[Start Extracted data]
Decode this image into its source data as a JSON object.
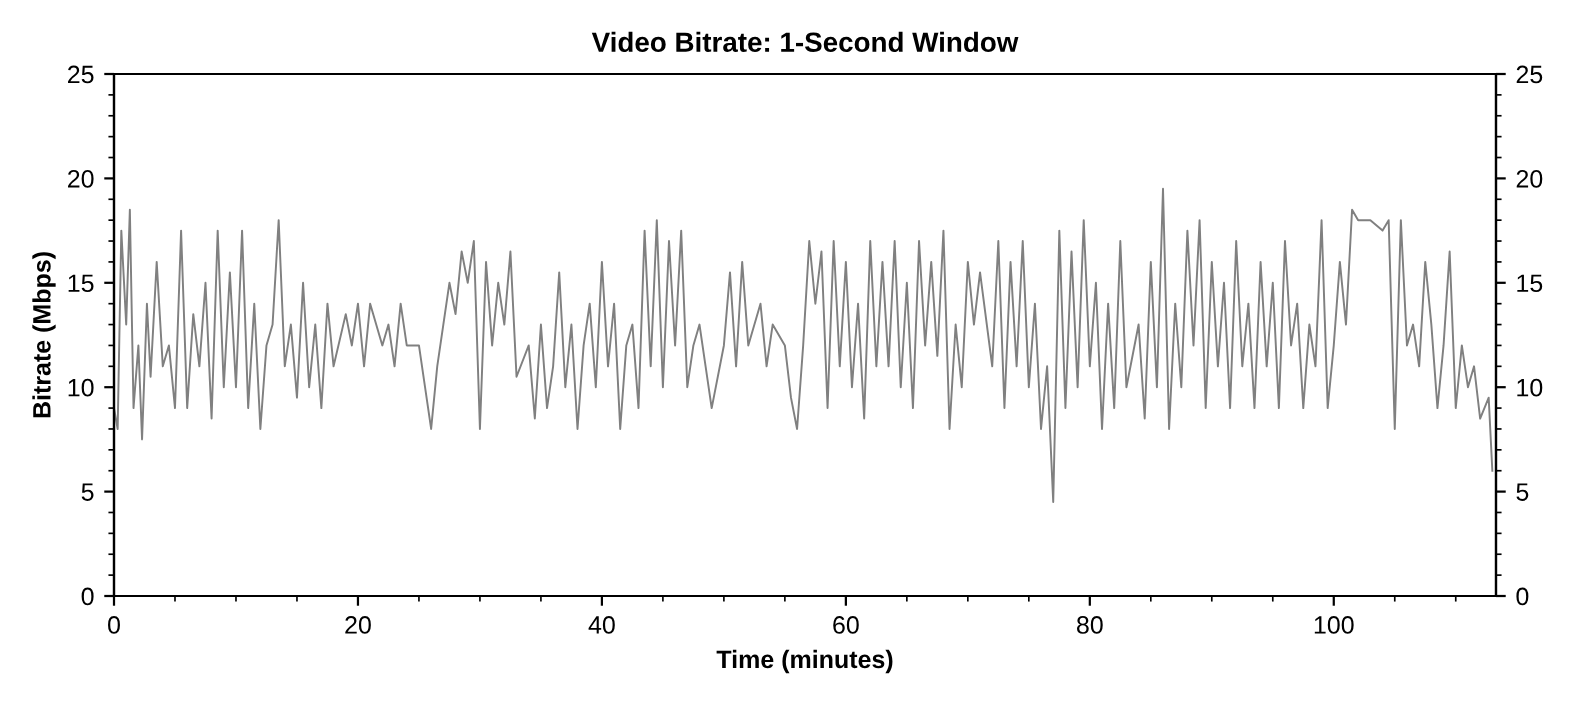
{
  "chart_data": {
    "type": "line",
    "title": "Video Bitrate: 1-Second Window",
    "xlabel": "Time (minutes)",
    "ylabel": "Bitrate (Mbps)",
    "xlim": [
      0,
      113.3
    ],
    "xticks": [
      0,
      20,
      40,
      60,
      80,
      100
    ],
    "ylim": [
      0,
      25
    ],
    "yticks": [
      0,
      5,
      10,
      15,
      20,
      25
    ],
    "y2lim": [
      0,
      25
    ],
    "y2ticks": [
      0,
      5,
      10,
      15,
      20,
      25
    ],
    "grid": false,
    "legend": false,
    "marker": "none",
    "line_style": "solid",
    "series": [
      {
        "color": "#808080",
        "x": [
          0,
          0.3,
          0.6,
          1,
          1.3,
          1.6,
          2,
          2.3,
          2.7,
          3,
          3.5,
          4,
          4.5,
          5,
          5.5,
          6,
          6.5,
          7,
          7.5,
          8,
          8.5,
          9,
          9.5,
          10,
          10.5,
          11,
          11.5,
          12,
          12.5,
          13,
          13.5,
          14,
          14.5,
          15,
          15.5,
          16,
          16.5,
          17,
          17.5,
          18,
          19,
          19.5,
          20,
          20.5,
          21,
          22,
          22.5,
          23,
          23.5,
          24,
          25,
          25.5,
          26,
          26.5,
          27,
          27.5,
          28,
          28.5,
          29,
          29.5,
          30,
          30.5,
          31,
          31.5,
          32,
          32.5,
          33,
          34,
          34.5,
          35,
          35.5,
          36,
          36.5,
          37,
          37.5,
          38,
          38.5,
          39,
          39.5,
          40,
          40.5,
          41,
          41.5,
          42,
          42.5,
          43,
          43.5,
          44,
          44.5,
          45,
          45.5,
          46,
          46.5,
          47,
          47.5,
          48,
          48.5,
          49,
          50,
          50.5,
          51,
          51.5,
          52,
          53,
          53.5,
          54,
          55,
          55.5,
          56,
          56.5,
          57,
          57.5,
          58,
          58.5,
          59,
          59.5,
          60,
          60.5,
          61,
          61.5,
          62,
          62.5,
          63,
          63.5,
          64,
          64.5,
          65,
          65.5,
          66,
          66.5,
          67,
          67.5,
          68,
          68.5,
          69,
          69.5,
          70,
          70.5,
          71,
          72,
          72.5,
          73,
          73.5,
          74,
          74.5,
          75,
          75.5,
          76,
          76.5,
          77,
          77.5,
          78,
          78.5,
          79,
          79.5,
          80,
          80.5,
          81,
          81.5,
          82,
          82.5,
          83,
          84,
          84.5,
          85,
          85.5,
          86,
          86.5,
          87,
          87.5,
          88,
          88.5,
          89,
          89.5,
          90,
          90.5,
          91,
          91.5,
          92,
          92.5,
          93,
          93.5,
          94,
          94.5,
          95,
          95.5,
          96,
          96.5,
          97,
          97.5,
          98,
          98.5,
          99,
          99.5,
          100,
          100.5,
          101,
          101.5,
          102,
          103,
          104,
          104.5,
          105,
          105.5,
          106,
          106.5,
          107,
          107.5,
          108,
          108.5,
          109,
          109.5,
          110,
          110.5,
          111,
          111.5,
          112,
          112.7,
          113
        ],
        "values": [
          9,
          8,
          17.5,
          13,
          18.5,
          9,
          12,
          7.5,
          14,
          10.5,
          16,
          11,
          12,
          9,
          17.5,
          9,
          13.5,
          11,
          15,
          8.5,
          17.5,
          10,
          15.5,
          10,
          17.5,
          9,
          14,
          8,
          12,
          13,
          18,
          11,
          13,
          9.5,
          15,
          10,
          13,
          9,
          14,
          11,
          13.5,
          12,
          14,
          11,
          14,
          12,
          13,
          11,
          14,
          12,
          12,
          10,
          8,
          11,
          13,
          15,
          13.5,
          16.5,
          15,
          17,
          8,
          16,
          12,
          15,
          13,
          16.5,
          10.5,
          12,
          8.5,
          13,
          9,
          11,
          15.5,
          10,
          13,
          8,
          12,
          14,
          10,
          16,
          11,
          14,
          8,
          12,
          13,
          9,
          17.5,
          11,
          18,
          10,
          17,
          12,
          17.5,
          10,
          12,
          13,
          11,
          9,
          12,
          15.5,
          11,
          16,
          12,
          14,
          11,
          13,
          12,
          9.5,
          8,
          12,
          17,
          14,
          16.5,
          9,
          17,
          11,
          16,
          10,
          14,
          8.5,
          17,
          11,
          16,
          11,
          17,
          10,
          15,
          9,
          17,
          12,
          16,
          11.5,
          17.5,
          8,
          13,
          10,
          16,
          13,
          15.5,
          11,
          17,
          9,
          16,
          11,
          17,
          10,
          14,
          8,
          11,
          4.5,
          17.5,
          9,
          16.5,
          10,
          18,
          11,
          15,
          8,
          14,
          9,
          17,
          10,
          13,
          8.5,
          16,
          10,
          19.5,
          8,
          14,
          10,
          17.5,
          12,
          18,
          9,
          16,
          11,
          15,
          9,
          17,
          11,
          14,
          9,
          16,
          11,
          15,
          9,
          17,
          12,
          14,
          9,
          13,
          11,
          18,
          9,
          12,
          16,
          13,
          18.5,
          18,
          18,
          17.5,
          18,
          8,
          18,
          12,
          13,
          11,
          16,
          13,
          9,
          12,
          16.5,
          9,
          12,
          10,
          11,
          8.5,
          9.5,
          6
        ]
      }
    ]
  }
}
[End Extracted data]
Return each line of the listing that holds the string "Bitrate".

    "title": "Video Bitrate: 1-Second Window",
    "ylabel": "Bitrate (Mbps)",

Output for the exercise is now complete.